### WHAT TO PRODUCE
Go through the entries one line at a time, and gather every line that has the word "type".

BEGIN DATA ROWS

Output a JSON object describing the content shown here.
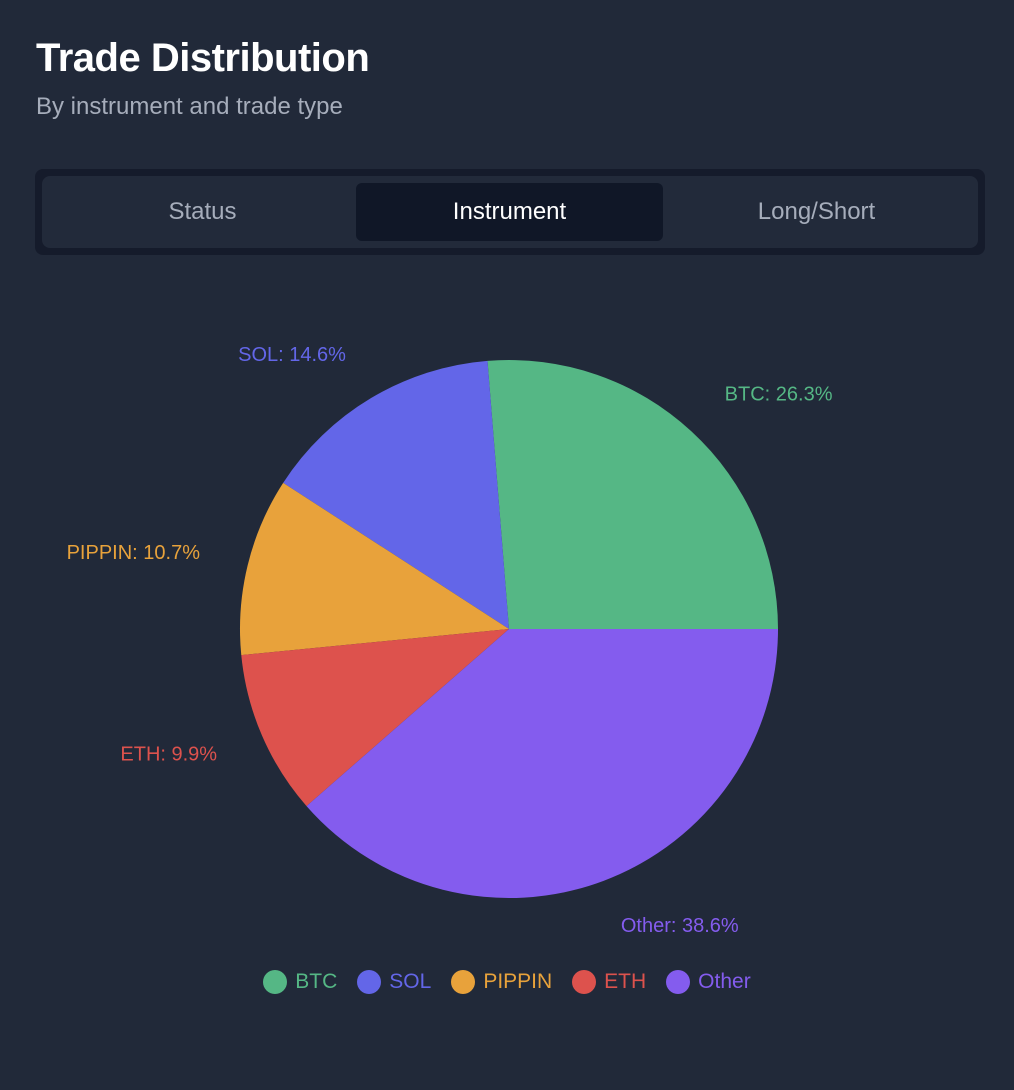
{
  "header": {
    "title": "Trade Distribution",
    "subtitle": "By instrument and trade type"
  },
  "tabs": [
    {
      "label": "Status",
      "active": false
    },
    {
      "label": "Instrument",
      "active": true
    },
    {
      "label": "Long/Short",
      "active": false
    }
  ],
  "chart_data": {
    "type": "pie",
    "categories": [
      "BTC",
      "SOL",
      "PIPPIN",
      "ETH",
      "Other"
    ],
    "values": [
      26.3,
      14.6,
      10.7,
      9.9,
      38.6
    ],
    "value_unit": "%",
    "slice_labels": [
      "BTC: 26.3%",
      "SOL: 14.6%",
      "PIPPIN: 10.7%",
      "ETH: 9.9%",
      "Other: 38.6%"
    ],
    "colors": [
      "#55b785",
      "#6366e8",
      "#e8a23b",
      "#dd524d",
      "#845cee"
    ],
    "start_angle_deg": 0,
    "direction": "counterclockwise",
    "legend": {
      "position": "bottom",
      "items": [
        "BTC",
        "SOL",
        "PIPPIN",
        "ETH",
        "Other"
      ]
    }
  }
}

END DATA ROWS

### COMPLETE OUTPUT
    "subtitle": "By instrument and trade type"
    "type": "pie",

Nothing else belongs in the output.